>> Begin Stored rows
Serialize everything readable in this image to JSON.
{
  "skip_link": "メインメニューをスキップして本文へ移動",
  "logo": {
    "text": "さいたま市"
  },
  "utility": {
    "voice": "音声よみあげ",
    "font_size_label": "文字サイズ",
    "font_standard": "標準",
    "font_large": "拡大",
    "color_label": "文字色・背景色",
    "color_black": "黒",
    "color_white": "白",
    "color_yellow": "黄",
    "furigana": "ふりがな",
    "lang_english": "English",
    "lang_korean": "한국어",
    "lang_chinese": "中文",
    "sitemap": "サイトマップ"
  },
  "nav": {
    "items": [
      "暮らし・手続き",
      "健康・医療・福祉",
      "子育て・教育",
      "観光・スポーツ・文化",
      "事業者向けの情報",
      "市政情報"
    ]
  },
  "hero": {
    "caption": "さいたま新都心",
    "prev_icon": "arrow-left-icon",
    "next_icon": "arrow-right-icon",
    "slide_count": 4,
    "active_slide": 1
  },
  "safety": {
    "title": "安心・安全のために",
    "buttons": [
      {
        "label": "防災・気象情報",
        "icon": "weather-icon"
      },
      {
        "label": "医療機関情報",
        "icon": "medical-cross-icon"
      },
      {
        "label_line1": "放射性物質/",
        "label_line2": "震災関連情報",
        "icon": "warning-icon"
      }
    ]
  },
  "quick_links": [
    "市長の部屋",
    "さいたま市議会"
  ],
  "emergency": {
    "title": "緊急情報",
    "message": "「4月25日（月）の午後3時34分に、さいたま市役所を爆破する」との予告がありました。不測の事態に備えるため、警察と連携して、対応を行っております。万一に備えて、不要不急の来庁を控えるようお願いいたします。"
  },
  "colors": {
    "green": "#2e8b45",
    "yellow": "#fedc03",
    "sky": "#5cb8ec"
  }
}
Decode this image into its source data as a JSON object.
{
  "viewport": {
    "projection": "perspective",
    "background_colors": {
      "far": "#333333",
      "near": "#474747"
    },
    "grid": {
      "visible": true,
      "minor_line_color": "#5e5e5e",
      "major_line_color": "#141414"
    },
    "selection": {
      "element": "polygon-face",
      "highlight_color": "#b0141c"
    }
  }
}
>> End Stored rows
> **What you should do**: Repeat the data above, word for word.

> **Result of this exercise**:
Serialize everything readable in this image to JSON.
{
  "skip_link": "メインメニューをスキップして本文へ移動",
  "logo": {
    "text": "さいたま市"
  },
  "utility": {
    "voice": "音声よみあげ",
    "font_size_label": "文字サイズ",
    "font_standard": "標準",
    "font_large": "拡大",
    "color_label": "文字色・背景色",
    "color_black": "黒",
    "color_white": "白",
    "color_yellow": "黄",
    "furigana": "ふりがな",
    "lang_english": "English",
    "lang_korean": "한국어",
    "lang_chinese": "中文",
    "sitemap": "サイトマップ"
  },
  "nav": {
    "items": [
      "暮らし・手続き",
      "健康・医療・福祉",
      "子育て・教育",
      "観光・スポーツ・文化",
      "事業者向けの情報",
      "市政情報"
    ]
  },
  "hero": {
    "caption": "さいたま新都心",
    "prev_icon": "arrow-left-icon",
    "next_icon": "arrow-right-icon",
    "slide_count": 4,
    "active_slide": 1
  },
  "safety": {
    "title": "安心・安全のために",
    "buttons": [
      {
        "label": "防災・気象情報",
        "icon": "weather-icon"
      },
      {
        "label": "医療機関情報",
        "icon": "medical-cross-icon"
      },
      {
        "label_line1": "放射性物質/",
        "label_line2": "震災関連情報",
        "icon": "warning-icon"
      }
    ]
  },
  "quick_links": [
    "市長の部屋",
    "さいたま市議会"
  ],
  "emergency": {
    "title": "緊急情報",
    "message": "「4月25日（月）の午後3時34分に、さいたま市役所を爆破する」との予告がありました。不測の事態に備えるため、警察と連携して、対応を行っております。万一に備えて、不要不急の来庁を控えるようお願いいたします。"
  },
  "colors": {
    "green": "#2e8b45",
    "yellow": "#fedc03",
    "sky": "#5cb8ec"
  }
}
Decode this image into its source data as a JSON object.
{
  "viewport": {
    "projection": "perspective",
    "background_colors": {
      "far": "#333333",
      "near": "#474747"
    },
    "grid": {
      "visible": true,
      "minor_line_color": "#5e5e5e",
      "major_line_color": "#141414"
    },
    "selection": {
      "element": "polygon-face",
      "highlight_color": "#b0141c"
    }
  }
}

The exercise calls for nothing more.